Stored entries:
==================================================

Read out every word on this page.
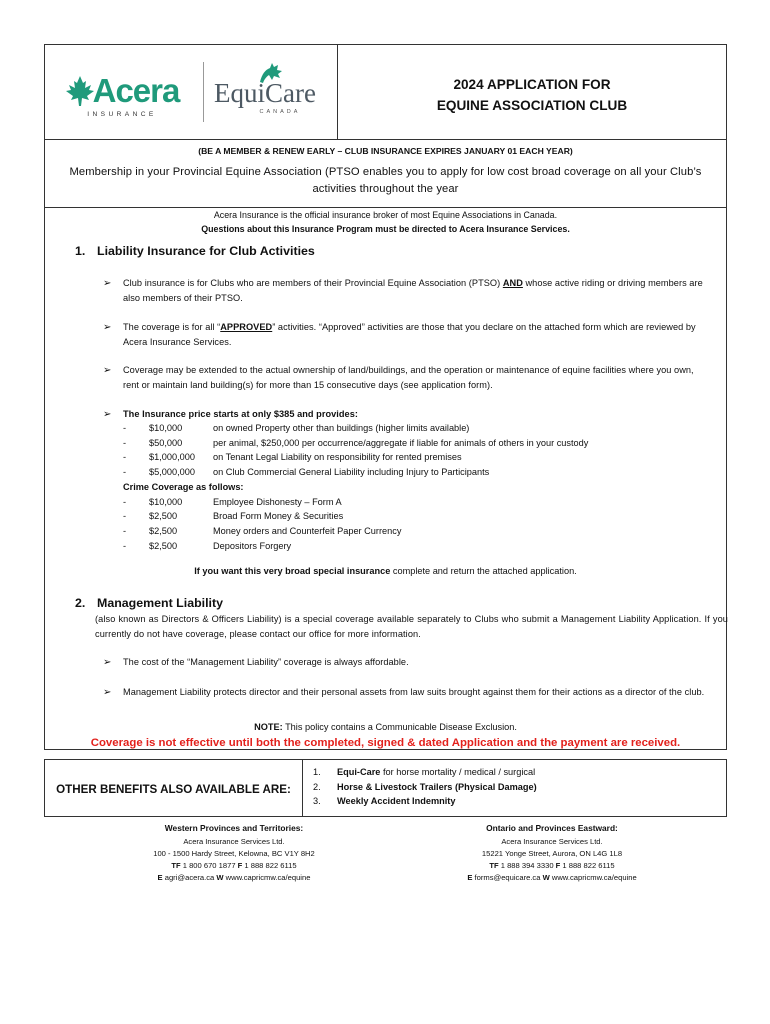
Acera
INSURANCE
EquiCare
CANADA
2024 APPLICATION FOR
EQUINE ASSOCIATION CLUB
(BE A MEMBER & RENEW EARLY – CLUB INSURANCE EXPIRES JANUARY 01 EACH YEAR)
Membership in your Provincial Equine Association (PTSO enables you to apply for low cost broad coverage on all your Club’s activities throughout the year
Acera Insurance is the official insurance broker of most Equine Associations in Canada.
Questions about this Insurance Program must be directed to Acera Insurance Services.
1. Liability Insurance for Club Activities
➢ Club insurance is for Clubs who are members of their Provincial Equine Association (PTSO) AND whose active riding or driving members are also members of their PTSO.
➢ The coverage is for all “APPROVED” activities. “Approved” activities are those that you declare on the attached form which are reviewed by Acera Insurance Services.
➢ Coverage may be extended to the actual ownership of land/buildings, and the operation or maintenance of equine facilities where you own, rent or maintain land building(s) for more than 15 consecutive days (see application form).
➢ The Insurance price starts at only $385 and provides:
-	$10,000	on owned Property other than buildings (higher limits available)
-	$50,000	per animal, $250,000 per occurrence/aggregate if liable for animals of others in your custody
-	$1,000,000	on Tenant Legal Liability on responsibility for rented premises
-	$5,000,000	on Club Commercial General Liability including Injury to Participants
Crime Coverage as follows:
-	$10,000	Employee Dishonesty – Form A
-	$2,500	Broad Form Money & Securities
-	$2,500	Money orders and Counterfeit Paper Currency
-	$2,500	Depositors Forgery
If you want this very broad special insurance complete and return the attached application.
2. Management Liability
(also known as Directors & Officers Liability) is a special coverage available separately to Clubs who submit a Management Liability Application. If you currently do not have coverage, please contact our office for more information.
➢ The cost of the “Management Liability” coverage is always affordable.
➢ Management Liability protects director and their personal assets from law suits brought against them for their actions as a director of the club.
NOTE: This policy contains a Communicable Disease Exclusion.
Coverage is not effective until both the completed, signed & dated Application and the payment are received.
OTHER BENEFITS ALSO AVAILABLE ARE:
1.	Equi-Care for horse mortality / medical / surgical
2.	Horse & Livestock Trailers (Physical Damage)
3.	Weekly Accident Indemnity
Western Provinces and Territories:
Acera Insurance Services Ltd.
100 - 1500 Hardy Street, Kelowna, BC V1Y 8H2
TF 1 800 670 1877 F 1 888 822 6115
E agri@acera.ca W www.capricmw.ca/equine
Ontario and Provinces Eastward:
Acera Insurance Services Ltd.
15221 Yonge Street, Aurora, ON L4G 1L8
TF 1 888 394 3330 F 1 888 822 6115
E forms@equicare.ca W www.capricmw.ca/equine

==================================================

Problem details:
Each record above should come back exactly the same, only without its pictures.

Task result:
Read out every word on this page.
Acera
INSURANCE
EquiCare
CANADA
2024 APPLICATION FOR
EQUINE ASSOCIATION CLUB
(BE A MEMBER & RENEW EARLY – CLUB INSURANCE EXPIRES JANUARY 01 EACH YEAR)
Membership in your Provincial Equine Association (PTSO enables you to apply for low cost broad coverage on all your Club’s activities throughout the year
Acera Insurance is the official insurance broker of most Equine Associations in Canada.
Questions about this Insurance Program must be directed to Acera Insurance Services.
1. Liability Insurance for Club Activities
➢ Club insurance is for Clubs who are members of their Provincial Equine Association (PTSO) AND whose active riding or driving members are also members of their PTSO.
➢ The coverage is for all “APPROVED” activities. “Approved” activities are those that you declare on the attached form which are reviewed by Acera Insurance Services.
➢ Coverage may be extended to the actual ownership of land/buildings, and the operation or maintenance of equine facilities where you own, rent or maintain land building(s) for more than 15 consecutive days (see application form).
➢ The Insurance price starts at only $385 and provides:
-	$10,000	on owned Property other than buildings (higher limits available)
-	$50,000	per animal, $250,000 per occurrence/aggregate if liable for animals of others in your custody
-	$1,000,000	on Tenant Legal Liability on responsibility for rented premises
-	$5,000,000	on Club Commercial General Liability including Injury to Participants
Crime Coverage as follows:
-	$10,000	Employee Dishonesty – Form A
-	$2,500	Broad Form Money & Securities
-	$2,500	Money orders and Counterfeit Paper Currency
-	$2,500	Depositors Forgery
If you want this very broad special insurance complete and return the attached application.
2. Management Liability
(also known as Directors & Officers Liability) is a special coverage available separately to Clubs who submit a Management Liability Application. If you currently do not have coverage, please contact our office for more information.
➢ The cost of the “Management Liability” coverage is always affordable.
➢ Management Liability protects director and their personal assets from law suits brought against them for their actions as a director of the club.
NOTE: This policy contains a Communicable Disease Exclusion.
Coverage is not effective until both the completed, signed & dated Application and the payment are received.
OTHER BENEFITS ALSO AVAILABLE ARE:
1.	Equi-Care for horse mortality / medical / surgical
2.	Horse & Livestock Trailers (Physical Damage)
3.	Weekly Accident Indemnity
Western Provinces and Territories:
Acera Insurance Services Ltd.
100 - 1500 Hardy Street, Kelowna, BC V1Y 8H2
TF 1 800 670 1877 F 1 888 822 6115
E agri@acera.ca W www.capricmw.ca/equine
Ontario and Provinces Eastward:
Acera Insurance Services Ltd.
15221 Yonge Street, Aurora, ON L4G 1L8
TF 1 888 394 3330 F 1 888 822 6115
E forms@equicare.ca W www.capricmw.ca/equine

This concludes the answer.